== Your instructions ==
In the review of the show Barry below, who does the LAPD believe got Janice?

== Passage given ==

Last year, Barry shot onto the scene like a bullet.
The hilarious and violent story of a hitman in the dumps who decides to become an actor, Barry showcased not only incredible acting and writing from Bill Hader, as well as fantastic performances from Henry Winkler and Anthony Carrigan, it also showed a phenomenal balance of tone and direction, all thanks to a cadre of fantastic directors, including Hader himself, Hiro Murai, and Maggie Carey.
Now Barry is back for its second season after ending on a cliffhanger. What happened to Janice? Did Barry murder her out in those woods? Is she trapped somewhere while he figures out his next move?
Barry doesn’t tell us, at least not yet. It certainly implies that she’s dead, and the LAPD thinks that the Chechens got her because she was investigating them. “The Show Must Go On, Probably?” gives us Barry’s perspective of the whole ordeal. As the only person who actually knows what happened to Janice, he’s focused totally on moving on with his life. It comes off not as newfound confidence and happiness, but a futile and terrible attempt at convincing himself that when he returned from the woods and told himself that he was leaving his old life behind, it was going to happen immediately.

== Material supplied ==
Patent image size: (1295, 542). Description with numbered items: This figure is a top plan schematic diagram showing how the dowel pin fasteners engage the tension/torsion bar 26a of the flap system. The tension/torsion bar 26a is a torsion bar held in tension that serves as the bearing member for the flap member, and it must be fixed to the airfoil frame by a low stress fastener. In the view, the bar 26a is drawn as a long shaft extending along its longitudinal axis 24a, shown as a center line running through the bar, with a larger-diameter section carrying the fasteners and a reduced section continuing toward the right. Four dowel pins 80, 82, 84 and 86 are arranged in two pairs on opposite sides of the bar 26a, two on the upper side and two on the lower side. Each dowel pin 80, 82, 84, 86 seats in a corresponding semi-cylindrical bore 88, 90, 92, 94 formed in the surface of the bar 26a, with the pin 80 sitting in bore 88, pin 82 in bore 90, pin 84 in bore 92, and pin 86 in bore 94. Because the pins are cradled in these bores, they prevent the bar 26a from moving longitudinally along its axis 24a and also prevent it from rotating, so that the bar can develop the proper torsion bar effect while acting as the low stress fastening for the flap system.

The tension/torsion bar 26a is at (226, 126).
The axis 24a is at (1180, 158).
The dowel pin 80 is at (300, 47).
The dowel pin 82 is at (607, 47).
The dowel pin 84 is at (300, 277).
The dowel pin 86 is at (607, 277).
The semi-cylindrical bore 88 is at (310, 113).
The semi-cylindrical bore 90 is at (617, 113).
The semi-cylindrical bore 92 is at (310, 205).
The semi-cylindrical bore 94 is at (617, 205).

== Full response ==
The Chechens, because she was investigating them.